Stated problem:
List, from the lines below, each one with "Rasgo" in it.

○ ○ ○ ○ ○

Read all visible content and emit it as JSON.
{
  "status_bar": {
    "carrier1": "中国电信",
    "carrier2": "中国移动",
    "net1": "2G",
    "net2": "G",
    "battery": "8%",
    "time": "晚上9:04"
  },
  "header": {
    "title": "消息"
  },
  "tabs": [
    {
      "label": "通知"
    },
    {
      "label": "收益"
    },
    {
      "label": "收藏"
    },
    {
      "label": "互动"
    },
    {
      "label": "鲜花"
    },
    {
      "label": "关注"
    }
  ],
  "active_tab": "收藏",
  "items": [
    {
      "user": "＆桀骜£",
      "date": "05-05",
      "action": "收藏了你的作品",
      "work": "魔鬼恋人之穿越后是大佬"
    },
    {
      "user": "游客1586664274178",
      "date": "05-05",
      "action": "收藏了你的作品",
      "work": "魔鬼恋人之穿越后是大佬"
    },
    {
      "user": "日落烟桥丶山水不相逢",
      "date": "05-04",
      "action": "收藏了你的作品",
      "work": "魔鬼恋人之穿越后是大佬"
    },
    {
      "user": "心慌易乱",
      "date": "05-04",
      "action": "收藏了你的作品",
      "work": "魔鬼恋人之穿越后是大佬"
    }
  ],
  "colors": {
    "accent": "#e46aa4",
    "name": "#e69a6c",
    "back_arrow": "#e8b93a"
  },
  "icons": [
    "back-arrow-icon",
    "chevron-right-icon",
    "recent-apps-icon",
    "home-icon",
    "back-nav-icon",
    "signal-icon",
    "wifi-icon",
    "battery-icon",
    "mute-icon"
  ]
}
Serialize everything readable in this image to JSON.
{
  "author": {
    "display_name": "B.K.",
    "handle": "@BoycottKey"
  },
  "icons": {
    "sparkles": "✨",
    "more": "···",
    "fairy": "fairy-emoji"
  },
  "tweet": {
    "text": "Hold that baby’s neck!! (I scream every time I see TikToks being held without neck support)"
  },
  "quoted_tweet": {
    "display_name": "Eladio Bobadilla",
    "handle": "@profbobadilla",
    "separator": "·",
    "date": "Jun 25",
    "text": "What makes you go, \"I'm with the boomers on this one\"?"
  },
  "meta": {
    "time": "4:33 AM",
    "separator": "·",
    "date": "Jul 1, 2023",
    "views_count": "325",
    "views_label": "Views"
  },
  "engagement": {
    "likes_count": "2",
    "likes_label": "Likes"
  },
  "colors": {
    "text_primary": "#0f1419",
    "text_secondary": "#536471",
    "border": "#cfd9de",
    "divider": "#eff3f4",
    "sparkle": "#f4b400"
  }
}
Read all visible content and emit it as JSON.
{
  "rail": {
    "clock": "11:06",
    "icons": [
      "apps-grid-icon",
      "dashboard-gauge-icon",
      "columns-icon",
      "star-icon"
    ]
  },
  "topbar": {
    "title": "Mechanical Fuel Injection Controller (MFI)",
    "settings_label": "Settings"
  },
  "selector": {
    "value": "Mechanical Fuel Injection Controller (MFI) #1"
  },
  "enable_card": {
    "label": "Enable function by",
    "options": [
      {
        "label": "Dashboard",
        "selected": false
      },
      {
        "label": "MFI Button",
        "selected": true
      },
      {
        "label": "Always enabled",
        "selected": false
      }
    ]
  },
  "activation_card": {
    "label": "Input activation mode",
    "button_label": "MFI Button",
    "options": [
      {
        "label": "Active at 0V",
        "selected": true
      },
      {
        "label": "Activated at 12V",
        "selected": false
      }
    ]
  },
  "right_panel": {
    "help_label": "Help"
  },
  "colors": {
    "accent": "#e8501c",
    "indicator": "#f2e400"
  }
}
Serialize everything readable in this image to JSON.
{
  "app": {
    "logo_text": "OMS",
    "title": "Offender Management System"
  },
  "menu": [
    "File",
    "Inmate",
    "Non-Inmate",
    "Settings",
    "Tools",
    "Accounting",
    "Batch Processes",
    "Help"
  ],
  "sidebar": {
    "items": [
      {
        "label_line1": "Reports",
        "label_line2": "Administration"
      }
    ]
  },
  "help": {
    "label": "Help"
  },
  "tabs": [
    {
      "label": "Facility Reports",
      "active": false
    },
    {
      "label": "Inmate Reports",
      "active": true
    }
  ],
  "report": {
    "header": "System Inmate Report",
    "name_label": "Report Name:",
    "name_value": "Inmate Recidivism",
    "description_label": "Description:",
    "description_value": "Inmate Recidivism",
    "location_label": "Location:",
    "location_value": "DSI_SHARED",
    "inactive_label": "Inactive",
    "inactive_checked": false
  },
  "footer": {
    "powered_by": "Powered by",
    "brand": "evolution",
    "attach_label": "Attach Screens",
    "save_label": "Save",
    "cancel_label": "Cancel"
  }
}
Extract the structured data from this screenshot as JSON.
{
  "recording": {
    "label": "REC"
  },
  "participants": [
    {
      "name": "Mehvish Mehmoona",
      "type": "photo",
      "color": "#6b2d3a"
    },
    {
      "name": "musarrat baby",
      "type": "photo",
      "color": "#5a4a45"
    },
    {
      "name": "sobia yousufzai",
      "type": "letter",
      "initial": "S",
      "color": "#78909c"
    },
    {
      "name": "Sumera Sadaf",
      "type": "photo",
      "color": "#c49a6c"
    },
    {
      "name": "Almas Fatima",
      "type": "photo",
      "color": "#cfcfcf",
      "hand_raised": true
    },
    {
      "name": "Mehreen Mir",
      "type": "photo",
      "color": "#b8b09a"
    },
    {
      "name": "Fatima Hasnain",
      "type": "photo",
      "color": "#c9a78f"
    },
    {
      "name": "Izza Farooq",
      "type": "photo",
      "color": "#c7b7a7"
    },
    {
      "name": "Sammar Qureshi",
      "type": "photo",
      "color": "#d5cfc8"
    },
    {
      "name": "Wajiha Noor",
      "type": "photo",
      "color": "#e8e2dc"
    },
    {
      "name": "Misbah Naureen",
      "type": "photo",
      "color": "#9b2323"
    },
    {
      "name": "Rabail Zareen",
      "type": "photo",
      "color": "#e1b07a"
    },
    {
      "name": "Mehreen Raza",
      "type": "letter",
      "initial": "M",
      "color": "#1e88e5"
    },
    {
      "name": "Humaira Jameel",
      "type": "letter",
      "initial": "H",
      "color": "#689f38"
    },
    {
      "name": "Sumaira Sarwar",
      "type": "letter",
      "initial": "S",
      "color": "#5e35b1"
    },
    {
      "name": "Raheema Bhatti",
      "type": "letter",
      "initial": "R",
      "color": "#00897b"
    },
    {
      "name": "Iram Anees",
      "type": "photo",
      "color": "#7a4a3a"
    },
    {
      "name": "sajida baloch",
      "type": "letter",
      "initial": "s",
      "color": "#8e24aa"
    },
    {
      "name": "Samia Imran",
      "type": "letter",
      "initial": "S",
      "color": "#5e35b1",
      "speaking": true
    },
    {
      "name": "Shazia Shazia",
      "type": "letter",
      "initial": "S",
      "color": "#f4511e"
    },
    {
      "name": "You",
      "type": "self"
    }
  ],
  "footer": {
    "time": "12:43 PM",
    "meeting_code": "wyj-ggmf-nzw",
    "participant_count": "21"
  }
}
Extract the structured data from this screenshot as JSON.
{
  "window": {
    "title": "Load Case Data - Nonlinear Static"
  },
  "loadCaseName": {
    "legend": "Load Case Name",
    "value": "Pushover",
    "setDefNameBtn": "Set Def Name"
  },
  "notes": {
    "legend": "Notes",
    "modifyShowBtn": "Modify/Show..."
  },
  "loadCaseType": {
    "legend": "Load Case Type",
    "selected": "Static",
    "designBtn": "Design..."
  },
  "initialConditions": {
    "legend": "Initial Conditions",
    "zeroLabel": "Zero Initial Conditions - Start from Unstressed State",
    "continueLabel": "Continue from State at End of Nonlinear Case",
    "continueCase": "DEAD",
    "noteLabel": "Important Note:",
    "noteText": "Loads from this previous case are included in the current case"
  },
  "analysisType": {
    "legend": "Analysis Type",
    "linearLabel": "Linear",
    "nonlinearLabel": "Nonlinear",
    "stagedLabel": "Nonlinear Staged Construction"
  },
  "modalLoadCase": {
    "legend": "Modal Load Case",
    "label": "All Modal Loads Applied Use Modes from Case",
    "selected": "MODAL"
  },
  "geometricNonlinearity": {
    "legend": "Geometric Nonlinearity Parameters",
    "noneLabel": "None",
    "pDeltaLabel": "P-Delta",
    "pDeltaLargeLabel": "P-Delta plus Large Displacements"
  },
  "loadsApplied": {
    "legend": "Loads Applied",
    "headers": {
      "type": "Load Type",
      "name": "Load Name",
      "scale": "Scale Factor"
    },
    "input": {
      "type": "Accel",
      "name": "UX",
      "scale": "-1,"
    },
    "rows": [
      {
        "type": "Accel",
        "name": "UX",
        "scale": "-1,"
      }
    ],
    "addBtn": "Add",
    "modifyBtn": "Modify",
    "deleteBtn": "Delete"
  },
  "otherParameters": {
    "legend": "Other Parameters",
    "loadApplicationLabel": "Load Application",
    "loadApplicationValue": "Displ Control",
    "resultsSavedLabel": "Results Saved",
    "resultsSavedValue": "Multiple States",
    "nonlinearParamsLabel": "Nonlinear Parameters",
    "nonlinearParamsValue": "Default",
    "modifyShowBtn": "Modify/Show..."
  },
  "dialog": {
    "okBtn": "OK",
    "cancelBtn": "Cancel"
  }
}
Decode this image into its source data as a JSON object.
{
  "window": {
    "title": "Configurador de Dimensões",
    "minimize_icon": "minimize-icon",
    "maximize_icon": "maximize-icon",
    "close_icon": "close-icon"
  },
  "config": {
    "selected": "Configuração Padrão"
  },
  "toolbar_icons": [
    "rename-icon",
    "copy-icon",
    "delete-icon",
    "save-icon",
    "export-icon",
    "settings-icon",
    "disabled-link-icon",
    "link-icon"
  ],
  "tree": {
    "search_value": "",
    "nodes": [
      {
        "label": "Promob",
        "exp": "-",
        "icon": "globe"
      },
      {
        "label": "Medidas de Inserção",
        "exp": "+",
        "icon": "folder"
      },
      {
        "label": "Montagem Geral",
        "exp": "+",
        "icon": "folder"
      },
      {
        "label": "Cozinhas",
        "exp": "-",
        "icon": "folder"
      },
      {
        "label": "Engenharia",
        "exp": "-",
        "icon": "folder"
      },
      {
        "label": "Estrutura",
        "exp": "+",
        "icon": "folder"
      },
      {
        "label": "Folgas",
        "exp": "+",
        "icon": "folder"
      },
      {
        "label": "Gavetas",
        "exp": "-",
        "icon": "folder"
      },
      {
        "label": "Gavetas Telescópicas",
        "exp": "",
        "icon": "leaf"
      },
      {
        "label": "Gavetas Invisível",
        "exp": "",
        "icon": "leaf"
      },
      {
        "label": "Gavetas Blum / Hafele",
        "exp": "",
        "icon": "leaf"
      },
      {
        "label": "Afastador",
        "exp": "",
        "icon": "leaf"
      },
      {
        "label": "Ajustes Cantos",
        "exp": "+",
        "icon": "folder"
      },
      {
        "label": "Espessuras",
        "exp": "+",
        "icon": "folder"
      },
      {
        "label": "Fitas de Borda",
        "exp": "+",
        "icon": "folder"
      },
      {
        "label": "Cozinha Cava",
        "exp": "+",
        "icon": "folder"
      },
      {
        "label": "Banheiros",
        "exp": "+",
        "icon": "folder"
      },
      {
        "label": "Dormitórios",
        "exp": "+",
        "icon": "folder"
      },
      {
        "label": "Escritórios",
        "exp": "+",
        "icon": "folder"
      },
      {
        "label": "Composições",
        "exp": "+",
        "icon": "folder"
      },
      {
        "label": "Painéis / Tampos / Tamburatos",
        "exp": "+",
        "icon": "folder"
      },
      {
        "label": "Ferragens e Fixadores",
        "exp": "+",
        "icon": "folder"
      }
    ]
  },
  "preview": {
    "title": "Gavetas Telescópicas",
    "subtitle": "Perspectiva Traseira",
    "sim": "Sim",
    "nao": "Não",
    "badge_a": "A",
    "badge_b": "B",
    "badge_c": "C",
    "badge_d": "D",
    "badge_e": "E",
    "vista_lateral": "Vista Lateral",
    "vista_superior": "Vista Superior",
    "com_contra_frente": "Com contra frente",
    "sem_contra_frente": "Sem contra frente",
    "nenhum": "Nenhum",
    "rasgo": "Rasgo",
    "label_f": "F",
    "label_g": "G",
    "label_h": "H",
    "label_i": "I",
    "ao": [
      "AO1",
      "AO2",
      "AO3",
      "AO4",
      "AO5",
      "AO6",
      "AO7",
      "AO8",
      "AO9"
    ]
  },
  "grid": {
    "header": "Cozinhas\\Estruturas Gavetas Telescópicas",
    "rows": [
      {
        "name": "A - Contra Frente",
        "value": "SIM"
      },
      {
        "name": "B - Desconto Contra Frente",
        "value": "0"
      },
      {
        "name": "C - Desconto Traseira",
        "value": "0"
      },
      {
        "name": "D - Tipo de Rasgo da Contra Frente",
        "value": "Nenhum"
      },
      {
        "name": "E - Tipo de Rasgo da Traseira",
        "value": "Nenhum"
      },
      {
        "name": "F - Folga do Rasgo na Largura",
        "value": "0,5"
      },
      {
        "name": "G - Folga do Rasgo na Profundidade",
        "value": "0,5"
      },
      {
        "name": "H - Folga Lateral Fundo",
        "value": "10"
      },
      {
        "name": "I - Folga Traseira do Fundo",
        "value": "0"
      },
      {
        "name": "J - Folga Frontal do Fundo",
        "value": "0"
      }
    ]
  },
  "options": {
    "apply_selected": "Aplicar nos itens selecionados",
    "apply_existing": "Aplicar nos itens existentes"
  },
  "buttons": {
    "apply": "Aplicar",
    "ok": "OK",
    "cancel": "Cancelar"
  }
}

○ ○ ○ ○ ○

Task answer:
    "rasgo": "Rasgo",
        "name": "D - Tipo de Rasgo da Contra Frente",
        "name": "E - Tipo de Rasgo da Traseira",
        "name": "F - Folga do Rasgo na Largura",
        "name": "G - Folga do Rasgo na Profundidade",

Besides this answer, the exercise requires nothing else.